§ Stated exercise: The records below are to be copied word for word, with every picture left out.

§ Records for the exercise:
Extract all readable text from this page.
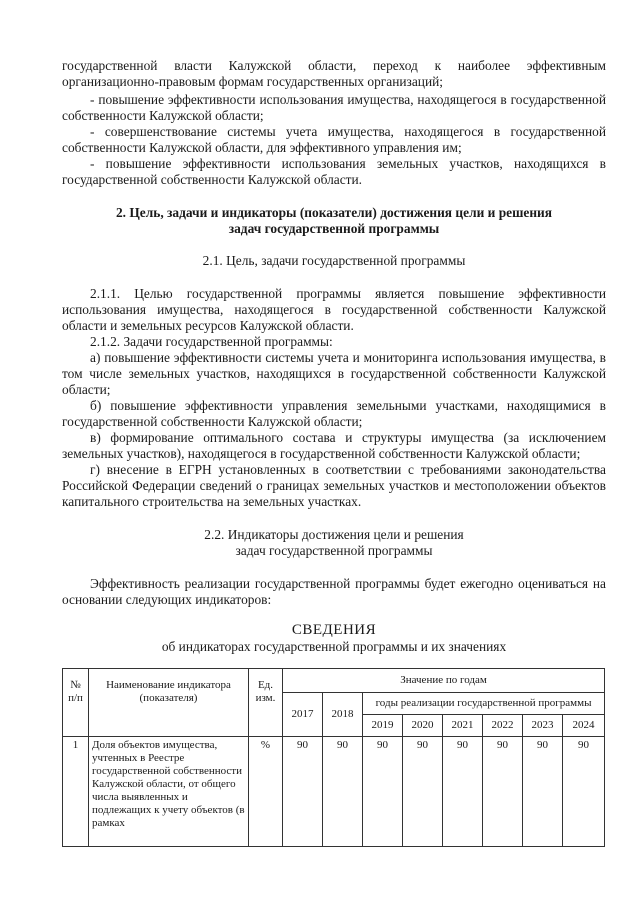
государственной власти Калужской области, переход к наиболее эффективным организационно-правовым формам государственных организаций;
- повышение эффективности использования имущества, находящегося в государственной собственности Калужской области;
- совершенствование системы учета имущества, находящегося в государственной собственности Калужской области, для эффективного управления им;
- повышение эффективности использования земельных участков, находящихся в государственной собственности Калужской области.
2. Цель, задачи и индикаторы (показатели) достижения цели и решения
задач государственной программы
2.1. Цель, задачи государственной программы
2.1.1. Целью государственной программы является повышение эффективности использования имущества, находящегося в государственной собственности Калужской области и земельных ресурсов Калужской области.
2.1.2. Задачи государственной программы:
а) повышение эффективности системы учета и мониторинга использования имущества, в том числе земельных участков, находящихся в государственной собственности Калужской области;
б) повышение эффективности управления земельными участками, находящимися в государственной собственности Калужской области;
в) формирование оптимального состава и структуры имущества (за исключением земельных участков), находящегося в государственной собственности Калужской области;
г) внесение в ЕГРН установленных в соответствии с требованиями законодательства Российской Федерации сведений о границах земельных участков и местоположении объектов капитального строительства на земельных участках.
2.2. Индикаторы достижения цели и решения
задач государственной программы
Эффективность реализации государственной программы будет ежегодно оцениваться на основании следующих индикаторов:
СВЕДЕНИЯ
об индикаторах государственной программы и их значениях
№ п/п	Наименование индикатора (показателя)	Ед. изм.	Значение по годам							
			2017	2018	годы реализации государственной программы					
					2019	2020	2021	2022	2023	2024
1	Доля объектов имущества, учтенных в Реестре государственной собственности Калужской области, от общего числа выявленных и подлежащих к учету объектов (в рамках	%	90	90	90	90	90	90	90	90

§ Finished task:
Extract all readable text from this page.
государственной власти Калужской области, переход к наиболее эффективным организационно-правовым формам государственных организаций;
- повышение эффективности использования имущества, находящегося в государственной собственности Калужской области;
- совершенствование системы учета имущества, находящегося в государственной собственности Калужской области, для эффективного управления им;
- повышение эффективности использования земельных участков, находящихся в государственной собственности Калужской области.
2. Цель, задачи и индикаторы (показатели) достижения цели и решения
задач государственной программы
2.1. Цель, задачи государственной программы
2.1.1. Целью государственной программы является повышение эффективности использования имущества, находящегося в государственной собственности Калужской области и земельных ресурсов Калужской области.
2.1.2. Задачи государственной программы:
а) повышение эффективности системы учета и мониторинга использования имущества, в том числе земельных участков, находящихся в государственной собственности Калужской области;
б) повышение эффективности управления земельными участками, находящимися в государственной собственности Калужской области;
в) формирование оптимального состава и структуры имущества (за исключением земельных участков), находящегося в государственной собственности Калужской области;
г) внесение в ЕГРН установленных в соответствии с требованиями законодательства Российской Федерации сведений о границах земельных участков и местоположении объектов капитального строительства на земельных участках.
2.2. Индикаторы достижения цели и решения
задач государственной программы
Эффективность реализации государственной программы будет ежегодно оцениваться на основании следующих индикаторов:
СВЕДЕНИЯ
об индикаторах государственной программы и их значениях
№ п/п	Наименование индикатора (показателя)	Ед. изм.	Значение по годам							
			2017	2018	годы реализации государственной программы					
					2019	2020	2021	2022	2023	2024
1	Доля объектов имущества, учтенных в Реестре государственной собственности Калужской области, от общего числа выявленных и подлежащих к учету объектов (в рамках	%	90	90	90	90	90	90	90	90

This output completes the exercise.